What is needed:
Repeat every entry in the listing below, exactly.

— Start Data in this exercise —

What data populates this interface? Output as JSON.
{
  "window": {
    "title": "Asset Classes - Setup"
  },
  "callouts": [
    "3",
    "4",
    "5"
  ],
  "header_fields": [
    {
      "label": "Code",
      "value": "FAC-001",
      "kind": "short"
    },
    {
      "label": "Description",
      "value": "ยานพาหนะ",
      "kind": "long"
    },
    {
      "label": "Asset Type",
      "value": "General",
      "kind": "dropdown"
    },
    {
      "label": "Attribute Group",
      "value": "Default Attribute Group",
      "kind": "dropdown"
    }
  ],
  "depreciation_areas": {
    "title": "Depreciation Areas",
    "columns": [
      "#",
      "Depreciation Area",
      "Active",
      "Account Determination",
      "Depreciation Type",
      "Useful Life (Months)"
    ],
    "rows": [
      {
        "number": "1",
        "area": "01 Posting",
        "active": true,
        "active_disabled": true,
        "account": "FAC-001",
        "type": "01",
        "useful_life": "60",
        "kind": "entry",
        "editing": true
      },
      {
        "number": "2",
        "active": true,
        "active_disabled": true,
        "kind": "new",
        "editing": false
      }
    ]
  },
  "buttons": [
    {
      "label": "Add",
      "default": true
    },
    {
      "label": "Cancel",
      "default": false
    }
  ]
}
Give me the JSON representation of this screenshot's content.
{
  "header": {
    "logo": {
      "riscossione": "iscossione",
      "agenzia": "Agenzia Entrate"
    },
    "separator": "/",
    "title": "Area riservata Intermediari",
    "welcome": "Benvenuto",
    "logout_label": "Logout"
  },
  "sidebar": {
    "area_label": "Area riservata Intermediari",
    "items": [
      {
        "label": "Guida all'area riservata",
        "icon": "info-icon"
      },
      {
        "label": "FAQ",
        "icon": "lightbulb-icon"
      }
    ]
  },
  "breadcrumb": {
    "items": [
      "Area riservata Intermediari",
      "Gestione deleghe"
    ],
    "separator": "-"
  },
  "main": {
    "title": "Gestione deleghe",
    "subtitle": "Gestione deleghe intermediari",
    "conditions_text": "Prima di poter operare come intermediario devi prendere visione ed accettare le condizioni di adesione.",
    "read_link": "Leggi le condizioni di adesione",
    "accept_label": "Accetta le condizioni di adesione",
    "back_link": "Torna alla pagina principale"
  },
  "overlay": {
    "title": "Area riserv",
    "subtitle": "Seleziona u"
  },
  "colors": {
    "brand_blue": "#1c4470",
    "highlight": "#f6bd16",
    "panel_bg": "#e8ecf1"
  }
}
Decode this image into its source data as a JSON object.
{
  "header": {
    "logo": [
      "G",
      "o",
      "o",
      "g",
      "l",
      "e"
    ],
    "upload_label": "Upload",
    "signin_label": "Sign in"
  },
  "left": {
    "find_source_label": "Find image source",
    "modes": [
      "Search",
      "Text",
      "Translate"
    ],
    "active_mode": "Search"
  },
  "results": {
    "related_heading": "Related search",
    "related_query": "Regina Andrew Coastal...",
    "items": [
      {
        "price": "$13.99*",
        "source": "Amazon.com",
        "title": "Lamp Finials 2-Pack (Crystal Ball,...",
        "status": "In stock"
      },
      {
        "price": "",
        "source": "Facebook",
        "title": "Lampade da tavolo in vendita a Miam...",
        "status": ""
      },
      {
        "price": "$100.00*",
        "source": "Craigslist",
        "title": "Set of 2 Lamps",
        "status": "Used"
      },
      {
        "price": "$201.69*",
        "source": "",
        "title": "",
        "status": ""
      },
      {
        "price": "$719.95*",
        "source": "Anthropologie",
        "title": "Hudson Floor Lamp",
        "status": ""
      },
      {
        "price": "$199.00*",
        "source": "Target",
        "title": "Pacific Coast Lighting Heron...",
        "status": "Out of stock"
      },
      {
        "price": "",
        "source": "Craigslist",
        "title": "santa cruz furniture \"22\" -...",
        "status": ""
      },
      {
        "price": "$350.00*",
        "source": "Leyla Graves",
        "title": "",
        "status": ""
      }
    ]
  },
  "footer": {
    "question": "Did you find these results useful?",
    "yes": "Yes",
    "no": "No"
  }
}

— End Data in this exercise —

Task output:
What data populates this interface? Output as JSON.
{
  "window": {
    "title": "Asset Classes - Setup"
  },
  "callouts": [
    "3",
    "4",
    "5"
  ],
  "header_fields": [
    {
      "label": "Code",
      "value": "FAC-001",
      "kind": "short"
    },
    {
      "label": "Description",
      "value": "ยานพาหนะ",
      "kind": "long"
    },
    {
      "label": "Asset Type",
      "value": "General",
      "kind": "dropdown"
    },
    {
      "label": "Attribute Group",
      "value": "Default Attribute Group",
      "kind": "dropdown"
    }
  ],
  "depreciation_areas": {
    "title": "Depreciation Areas",
    "columns": [
      "#",
      "Depreciation Area",
      "Active",
      "Account Determination",
      "Depreciation Type",
      "Useful Life (Months)"
    ],
    "rows": [
      {
        "number": "1",
        "area": "01 Posting",
        "active": true,
        "active_disabled": true,
        "account": "FAC-001",
        "type": "01",
        "useful_life": "60",
        "kind": "entry",
        "editing": true
      },
      {
        "number": "2",
        "active": true,
        "active_disabled": true,
        "kind": "new",
        "editing": false
      }
    ]
  },
  "buttons": [
    {
      "label": "Add",
      "default": true
    },
    {
      "label": "Cancel",
      "default": false
    }
  ]
}
Give me the JSON representation of this screenshot's content.
{
  "header": {
    "logo": {
      "riscossione": "iscossione",
      "agenzia": "Agenzia Entrate"
    },
    "separator": "/",
    "title": "Area riservata Intermediari",
    "welcome": "Benvenuto",
    "logout_label": "Logout"
  },
  "sidebar": {
    "area_label": "Area riservata Intermediari",
    "items": [
      {
        "label": "Guida all'area riservata",
        "icon": "info-icon"
      },
      {
        "label": "FAQ",
        "icon": "lightbulb-icon"
      }
    ]
  },
  "breadcrumb": {
    "items": [
      "Area riservata Intermediari",
      "Gestione deleghe"
    ],
    "separator": "-"
  },
  "main": {
    "title": "Gestione deleghe",
    "subtitle": "Gestione deleghe intermediari",
    "conditions_text": "Prima di poter operare come intermediario devi prendere visione ed accettare le condizioni di adesione.",
    "read_link": "Leggi le condizioni di adesione",
    "accept_label": "Accetta le condizioni di adesione",
    "back_link": "Torna alla pagina principale"
  },
  "overlay": {
    "title": "Area riserv",
    "subtitle": "Seleziona u"
  },
  "colors": {
    "brand_blue": "#1c4470",
    "highlight": "#f6bd16",
    "panel_bg": "#e8ecf1"
  }
}
Decode this image into its source data as a JSON object.
{
  "header": {
    "logo": [
      "G",
      "o",
      "o",
      "g",
      "l",
      "e"
    ],
    "upload_label": "Upload",
    "signin_label": "Sign in"
  },
  "left": {
    "find_source_label": "Find image source",
    "modes": [
      "Search",
      "Text",
      "Translate"
    ],
    "active_mode": "Search"
  },
  "results": {
    "related_heading": "Related search",
    "related_query": "Regina Andrew Coastal...",
    "items": [
      {
        "price": "$13.99*",
        "source": "Amazon.com",
        "title": "Lamp Finials 2-Pack (Crystal Ball,...",
        "status": "In stock"
      },
      {
        "price": "",
        "source": "Facebook",
        "title": "Lampade da tavolo in vendita a Miam...",
        "status": ""
      },
      {
        "price": "$100.00*",
        "source": "Craigslist",
        "title": "Set of 2 Lamps",
        "status": "Used"
      },
      {
        "price": "$201.69*",
        "source": "",
        "title": "",
        "status": ""
      },
      {
        "price": "$719.95*",
        "source": "Anthropologie",
        "title": "Hudson Floor Lamp",
        "status": ""
      },
      {
        "price": "$199.00*",
        "source": "Target",
        "title": "Pacific Coast Lighting Heron...",
        "status": "Out of stock"
      },
      {
        "price": "",
        "source": "Craigslist",
        "title": "santa cruz furniture \"22\" -...",
        "status": ""
      },
      {
        "price": "$350.00*",
        "source": "Leyla Graves",
        "title": "",
        "status": ""
      }
    ]
  },
  "footer": {
    "question": "Did you find these results useful?",
    "yes": "Yes",
    "no": "No"
  }
}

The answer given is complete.